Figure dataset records
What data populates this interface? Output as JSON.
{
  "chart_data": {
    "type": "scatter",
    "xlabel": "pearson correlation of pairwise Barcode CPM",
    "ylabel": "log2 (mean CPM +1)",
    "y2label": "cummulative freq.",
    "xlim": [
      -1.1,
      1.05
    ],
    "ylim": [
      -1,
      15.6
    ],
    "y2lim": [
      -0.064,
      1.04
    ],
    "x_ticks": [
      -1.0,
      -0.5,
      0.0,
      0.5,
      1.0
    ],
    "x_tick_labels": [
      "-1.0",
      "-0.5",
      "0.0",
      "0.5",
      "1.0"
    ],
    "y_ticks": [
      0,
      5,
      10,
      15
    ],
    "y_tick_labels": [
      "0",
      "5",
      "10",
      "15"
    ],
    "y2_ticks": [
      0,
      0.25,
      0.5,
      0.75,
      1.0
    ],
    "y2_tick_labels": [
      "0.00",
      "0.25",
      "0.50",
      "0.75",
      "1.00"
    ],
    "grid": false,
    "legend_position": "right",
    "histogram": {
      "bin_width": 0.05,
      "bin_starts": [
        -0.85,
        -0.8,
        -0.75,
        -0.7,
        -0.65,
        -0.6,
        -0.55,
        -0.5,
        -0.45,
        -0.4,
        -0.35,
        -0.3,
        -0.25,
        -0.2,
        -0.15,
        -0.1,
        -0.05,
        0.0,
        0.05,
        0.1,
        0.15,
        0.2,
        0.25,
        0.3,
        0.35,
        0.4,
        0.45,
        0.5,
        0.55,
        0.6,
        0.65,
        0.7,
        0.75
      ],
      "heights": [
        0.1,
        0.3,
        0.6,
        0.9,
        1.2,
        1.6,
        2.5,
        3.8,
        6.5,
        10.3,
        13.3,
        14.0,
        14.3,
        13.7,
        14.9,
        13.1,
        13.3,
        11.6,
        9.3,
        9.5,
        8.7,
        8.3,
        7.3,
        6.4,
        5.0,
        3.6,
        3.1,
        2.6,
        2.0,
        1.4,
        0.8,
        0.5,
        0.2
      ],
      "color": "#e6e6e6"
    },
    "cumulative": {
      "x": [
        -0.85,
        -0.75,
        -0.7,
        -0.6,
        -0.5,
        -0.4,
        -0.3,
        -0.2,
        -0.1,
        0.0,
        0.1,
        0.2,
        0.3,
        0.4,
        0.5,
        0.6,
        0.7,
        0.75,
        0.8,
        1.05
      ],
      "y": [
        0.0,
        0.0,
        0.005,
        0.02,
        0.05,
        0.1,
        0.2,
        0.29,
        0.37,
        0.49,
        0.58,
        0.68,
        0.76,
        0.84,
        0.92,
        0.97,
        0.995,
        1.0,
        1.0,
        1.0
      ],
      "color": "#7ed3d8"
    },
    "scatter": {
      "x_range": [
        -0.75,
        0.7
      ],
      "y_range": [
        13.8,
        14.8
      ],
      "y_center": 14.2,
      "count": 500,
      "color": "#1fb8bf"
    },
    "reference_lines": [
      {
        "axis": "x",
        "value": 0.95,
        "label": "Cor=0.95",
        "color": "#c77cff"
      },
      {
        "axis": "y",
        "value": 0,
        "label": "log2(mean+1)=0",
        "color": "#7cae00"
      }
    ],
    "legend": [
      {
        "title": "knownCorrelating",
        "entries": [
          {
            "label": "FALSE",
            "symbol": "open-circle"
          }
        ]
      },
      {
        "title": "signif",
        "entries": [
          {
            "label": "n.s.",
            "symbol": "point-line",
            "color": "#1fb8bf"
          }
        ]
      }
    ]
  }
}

* _Instructions for the task_
Print all of the entries exactly as they appear.

* _Result_
What data populates this interface? Output as JSON.
{
  "chart_data": {
    "type": "scatter",
    "xlabel": "pearson correlation of pairwise Barcode CPM",
    "ylabel": "log2 (mean CPM +1)",
    "y2label": "cummulative freq.",
    "xlim": [
      -1.1,
      1.05
    ],
    "ylim": [
      -1,
      15.6
    ],
    "y2lim": [
      -0.064,
      1.04
    ],
    "x_ticks": [
      -1.0,
      -0.5,
      0.0,
      0.5,
      1.0
    ],
    "x_tick_labels": [
      "-1.0",
      "-0.5",
      "0.0",
      "0.5",
      "1.0"
    ],
    "y_ticks": [
      0,
      5,
      10,
      15
    ],
    "y_tick_labels": [
      "0",
      "5",
      "10",
      "15"
    ],
    "y2_ticks": [
      0,
      0.25,
      0.5,
      0.75,
      1.0
    ],
    "y2_tick_labels": [
      "0.00",
      "0.25",
      "0.50",
      "0.75",
      "1.00"
    ],
    "grid": false,
    "legend_position": "right",
    "histogram": {
      "bin_width": 0.05,
      "bin_starts": [
        -0.85,
        -0.8,
        -0.75,
        -0.7,
        -0.65,
        -0.6,
        -0.55,
        -0.5,
        -0.45,
        -0.4,
        -0.35,
        -0.3,
        -0.25,
        -0.2,
        -0.15,
        -0.1,
        -0.05,
        0.0,
        0.05,
        0.1,
        0.15,
        0.2,
        0.25,
        0.3,
        0.35,
        0.4,
        0.45,
        0.5,
        0.55,
        0.6,
        0.65,
        0.7,
        0.75
      ],
      "heights": [
        0.1,
        0.3,
        0.6,
        0.9,
        1.2,
        1.6,
        2.5,
        3.8,
        6.5,
        10.3,
        13.3,
        14.0,
        14.3,
        13.7,
        14.9,
        13.1,
        13.3,
        11.6,
        9.3,
        9.5,
        8.7,
        8.3,
        7.3,
        6.4,
        5.0,
        3.6,
        3.1,
        2.6,
        2.0,
        1.4,
        0.8,
        0.5,
        0.2
      ],
      "color": "#e6e6e6"
    },
    "cumulative": {
      "x": [
        -0.85,
        -0.75,
        -0.7,
        -0.6,
        -0.5,
        -0.4,
        -0.3,
        -0.2,
        -0.1,
        0.0,
        0.1,
        0.2,
        0.3,
        0.4,
        0.5,
        0.6,
        0.7,
        0.75,
        0.8,
        1.05
      ],
      "y": [
        0.0,
        0.0,
        0.005,
        0.02,
        0.05,
        0.1,
        0.2,
        0.29,
        0.37,
        0.49,
        0.58,
        0.68,
        0.76,
        0.84,
        0.92,
        0.97,
        0.995,
        1.0,
        1.0,
        1.0
      ],
      "color": "#7ed3d8"
    },
    "scatter": {
      "x_range": [
        -0.75,
        0.7
      ],
      "y_range": [
        13.8,
        14.8
      ],
      "y_center": 14.2,
      "count": 500,
      "color": "#1fb8bf"
    },
    "reference_lines": [
      {
        "axis": "x",
        "value": 0.95,
        "label": "Cor=0.95",
        "color": "#c77cff"
      },
      {
        "axis": "y",
        "value": 0,
        "label": "log2(mean+1)=0",
        "color": "#7cae00"
      }
    ],
    "legend": [
      {
        "title": "knownCorrelating",
        "entries": [
          {
            "label": "FALSE",
            "symbol": "open-circle"
          }
        ]
      },
      {
        "title": "signif",
        "entries": [
          {
            "label": "n.s.",
            "symbol": "point-line",
            "color": "#1fb8bf"
          }
        ]
      }
    ]
  }
}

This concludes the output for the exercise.